= Records =
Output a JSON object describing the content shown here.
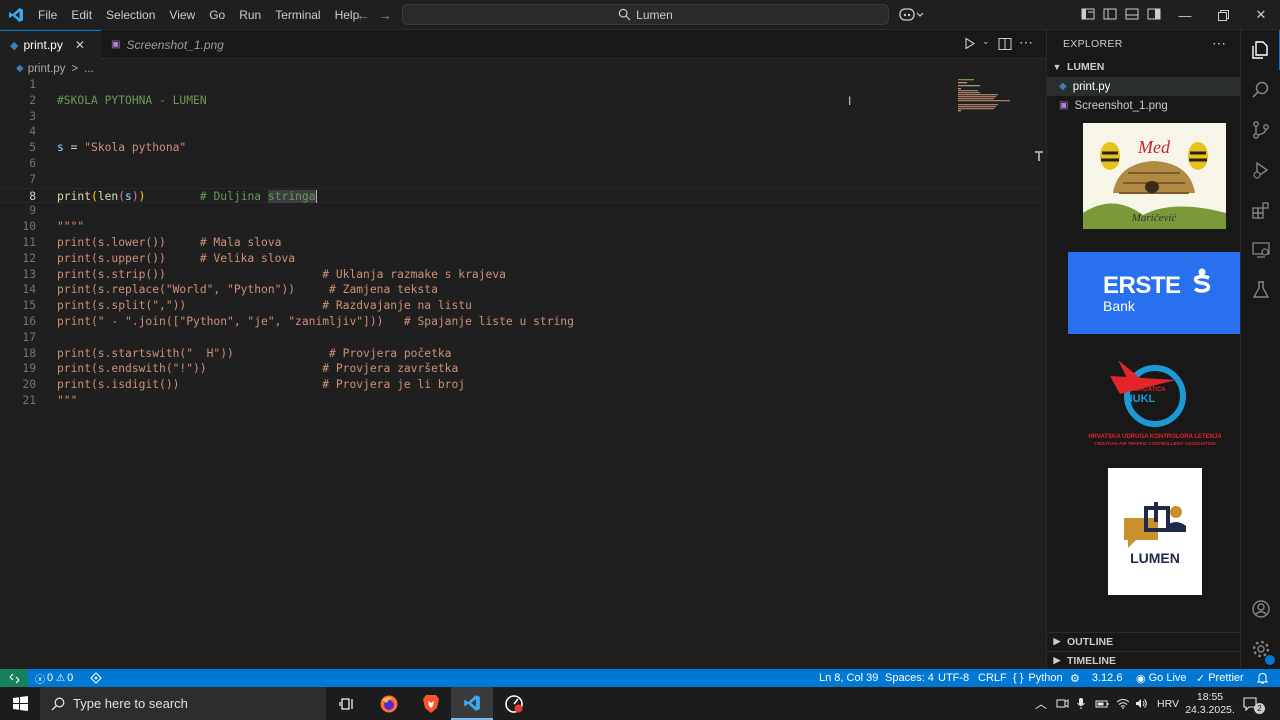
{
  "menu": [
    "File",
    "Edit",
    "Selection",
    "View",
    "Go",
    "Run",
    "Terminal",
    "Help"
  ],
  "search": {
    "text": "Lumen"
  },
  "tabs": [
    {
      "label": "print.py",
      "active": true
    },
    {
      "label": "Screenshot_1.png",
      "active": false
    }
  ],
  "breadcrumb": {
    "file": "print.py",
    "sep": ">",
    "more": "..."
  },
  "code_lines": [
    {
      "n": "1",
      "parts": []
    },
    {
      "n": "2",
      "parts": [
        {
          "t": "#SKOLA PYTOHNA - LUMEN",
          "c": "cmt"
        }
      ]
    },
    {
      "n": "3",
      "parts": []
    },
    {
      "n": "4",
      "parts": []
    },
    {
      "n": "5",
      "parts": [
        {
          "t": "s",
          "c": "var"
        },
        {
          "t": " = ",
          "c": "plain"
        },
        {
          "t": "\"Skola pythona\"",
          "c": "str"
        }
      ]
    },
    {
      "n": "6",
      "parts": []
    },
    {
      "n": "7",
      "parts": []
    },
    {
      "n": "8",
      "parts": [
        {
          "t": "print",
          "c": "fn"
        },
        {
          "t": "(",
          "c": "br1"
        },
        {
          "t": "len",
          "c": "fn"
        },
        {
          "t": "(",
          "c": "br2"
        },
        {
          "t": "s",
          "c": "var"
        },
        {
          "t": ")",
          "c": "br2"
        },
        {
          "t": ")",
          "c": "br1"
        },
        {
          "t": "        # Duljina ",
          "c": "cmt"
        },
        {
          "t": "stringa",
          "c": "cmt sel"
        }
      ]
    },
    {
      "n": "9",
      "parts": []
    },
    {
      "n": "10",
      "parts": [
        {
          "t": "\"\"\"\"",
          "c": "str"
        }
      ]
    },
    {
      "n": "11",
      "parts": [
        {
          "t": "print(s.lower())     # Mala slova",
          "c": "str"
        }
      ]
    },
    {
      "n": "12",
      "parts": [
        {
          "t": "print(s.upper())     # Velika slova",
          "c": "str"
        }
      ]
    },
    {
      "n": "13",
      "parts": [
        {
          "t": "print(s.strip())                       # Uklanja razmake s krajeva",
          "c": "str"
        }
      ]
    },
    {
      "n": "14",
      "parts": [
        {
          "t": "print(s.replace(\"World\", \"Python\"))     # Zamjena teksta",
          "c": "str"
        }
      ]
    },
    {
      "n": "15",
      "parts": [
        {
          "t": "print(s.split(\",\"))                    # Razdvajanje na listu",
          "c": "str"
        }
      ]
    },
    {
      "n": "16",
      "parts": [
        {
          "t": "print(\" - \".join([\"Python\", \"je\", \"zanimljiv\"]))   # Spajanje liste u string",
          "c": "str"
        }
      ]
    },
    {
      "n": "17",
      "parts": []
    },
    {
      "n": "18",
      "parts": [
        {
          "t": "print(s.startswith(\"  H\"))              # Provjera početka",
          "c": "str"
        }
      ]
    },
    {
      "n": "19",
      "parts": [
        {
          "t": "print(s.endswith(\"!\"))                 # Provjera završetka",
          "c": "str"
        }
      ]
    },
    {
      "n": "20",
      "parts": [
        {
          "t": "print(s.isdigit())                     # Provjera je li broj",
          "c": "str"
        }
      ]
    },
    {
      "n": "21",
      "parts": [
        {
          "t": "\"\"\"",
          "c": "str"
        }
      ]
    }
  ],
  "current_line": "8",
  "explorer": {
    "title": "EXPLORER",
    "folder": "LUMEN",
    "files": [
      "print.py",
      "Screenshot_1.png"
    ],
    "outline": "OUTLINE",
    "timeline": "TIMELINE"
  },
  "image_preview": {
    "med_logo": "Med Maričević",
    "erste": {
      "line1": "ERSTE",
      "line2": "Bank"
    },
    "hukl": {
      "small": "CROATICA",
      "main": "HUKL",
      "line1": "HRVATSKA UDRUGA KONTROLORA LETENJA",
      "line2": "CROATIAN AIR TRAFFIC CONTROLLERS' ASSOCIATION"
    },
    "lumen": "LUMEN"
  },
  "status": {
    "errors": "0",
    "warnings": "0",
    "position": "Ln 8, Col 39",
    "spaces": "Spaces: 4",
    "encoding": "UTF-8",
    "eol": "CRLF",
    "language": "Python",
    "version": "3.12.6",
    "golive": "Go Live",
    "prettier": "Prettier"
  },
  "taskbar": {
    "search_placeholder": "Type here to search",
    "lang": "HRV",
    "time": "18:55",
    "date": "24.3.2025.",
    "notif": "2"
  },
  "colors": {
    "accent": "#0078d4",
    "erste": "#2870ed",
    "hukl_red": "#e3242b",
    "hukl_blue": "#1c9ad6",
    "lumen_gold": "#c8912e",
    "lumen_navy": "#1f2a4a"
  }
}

= Problem =
Write out the listing word for word, omitting the pictures it holds.

= Response for this exercise =
Output a JSON object describing the content shown here.
{
  "menu": [
    "File",
    "Edit",
    "Selection",
    "View",
    "Go",
    "Run",
    "Terminal",
    "Help"
  ],
  "search": {
    "text": "Lumen"
  },
  "tabs": [
    {
      "label": "print.py",
      "active": true
    },
    {
      "label": "Screenshot_1.png",
      "active": false
    }
  ],
  "breadcrumb": {
    "file": "print.py",
    "sep": ">",
    "more": "..."
  },
  "code_lines": [
    {
      "n": "1",
      "parts": []
    },
    {
      "n": "2",
      "parts": [
        {
          "t": "#SKOLA PYTOHNA - LUMEN",
          "c": "cmt"
        }
      ]
    },
    {
      "n": "3",
      "parts": []
    },
    {
      "n": "4",
      "parts": []
    },
    {
      "n": "5",
      "parts": [
        {
          "t": "s",
          "c": "var"
        },
        {
          "t": " = ",
          "c": "plain"
        },
        {
          "t": "\"Skola pythona\"",
          "c": "str"
        }
      ]
    },
    {
      "n": "6",
      "parts": []
    },
    {
      "n": "7",
      "parts": []
    },
    {
      "n": "8",
      "parts": [
        {
          "t": "print",
          "c": "fn"
        },
        {
          "t": "(",
          "c": "br1"
        },
        {
          "t": "len",
          "c": "fn"
        },
        {
          "t": "(",
          "c": "br2"
        },
        {
          "t": "s",
          "c": "var"
        },
        {
          "t": ")",
          "c": "br2"
        },
        {
          "t": ")",
          "c": "br1"
        },
        {
          "t": "        # Duljina ",
          "c": "cmt"
        },
        {
          "t": "stringa",
          "c": "cmt sel"
        }
      ]
    },
    {
      "n": "9",
      "parts": []
    },
    {
      "n": "10",
      "parts": [
        {
          "t": "\"\"\"\"",
          "c": "str"
        }
      ]
    },
    {
      "n": "11",
      "parts": [
        {
          "t": "print(s.lower())     # Mala slova",
          "c": "str"
        }
      ]
    },
    {
      "n": "12",
      "parts": [
        {
          "t": "print(s.upper())     # Velika slova",
          "c": "str"
        }
      ]
    },
    {
      "n": "13",
      "parts": [
        {
          "t": "print(s.strip())                       # Uklanja razmake s krajeva",
          "c": "str"
        }
      ]
    },
    {
      "n": "14",
      "parts": [
        {
          "t": "print(s.replace(\"World\", \"Python\"))     # Zamjena teksta",
          "c": "str"
        }
      ]
    },
    {
      "n": "15",
      "parts": [
        {
          "t": "print(s.split(\",\"))                    # Razdvajanje na listu",
          "c": "str"
        }
      ]
    },
    {
      "n": "16",
      "parts": [
        {
          "t": "print(\" - \".join([\"Python\", \"je\", \"zanimljiv\"]))   # Spajanje liste u string",
          "c": "str"
        }
      ]
    },
    {
      "n": "17",
      "parts": []
    },
    {
      "n": "18",
      "parts": [
        {
          "t": "print(s.startswith(\"  H\"))              # Provjera početka",
          "c": "str"
        }
      ]
    },
    {
      "n": "19",
      "parts": [
        {
          "t": "print(s.endswith(\"!\"))                 # Provjera završetka",
          "c": "str"
        }
      ]
    },
    {
      "n": "20",
      "parts": [
        {
          "t": "print(s.isdigit())                     # Provjera je li broj",
          "c": "str"
        }
      ]
    },
    {
      "n": "21",
      "parts": [
        {
          "t": "\"\"\"",
          "c": "str"
        }
      ]
    }
  ],
  "current_line": "8",
  "explorer": {
    "title": "EXPLORER",
    "folder": "LUMEN",
    "files": [
      "print.py",
      "Screenshot_1.png"
    ],
    "outline": "OUTLINE",
    "timeline": "TIMELINE"
  },
  "image_preview": {
    "med_logo": "Med Maričević",
    "erste": {
      "line1": "ERSTE",
      "line2": "Bank"
    },
    "hukl": {
      "small": "CROATICA",
      "main": "HUKL",
      "line1": "HRVATSKA UDRUGA KONTROLORA LETENJA",
      "line2": "CROATIAN AIR TRAFFIC CONTROLLERS' ASSOCIATION"
    },
    "lumen": "LUMEN"
  },
  "status": {
    "errors": "0",
    "warnings": "0",
    "position": "Ln 8, Col 39",
    "spaces": "Spaces: 4",
    "encoding": "UTF-8",
    "eol": "CRLF",
    "language": "Python",
    "version": "3.12.6",
    "golive": "Go Live",
    "prettier": "Prettier"
  },
  "taskbar": {
    "search_placeholder": "Type here to search",
    "lang": "HRV",
    "time": "18:55",
    "date": "24.3.2025.",
    "notif": "2"
  },
  "colors": {
    "accent": "#0078d4",
    "erste": "#2870ed",
    "hukl_red": "#e3242b",
    "hukl_blue": "#1c9ad6",
    "lumen_gold": "#c8912e",
    "lumen_navy": "#1f2a4a"
  }
}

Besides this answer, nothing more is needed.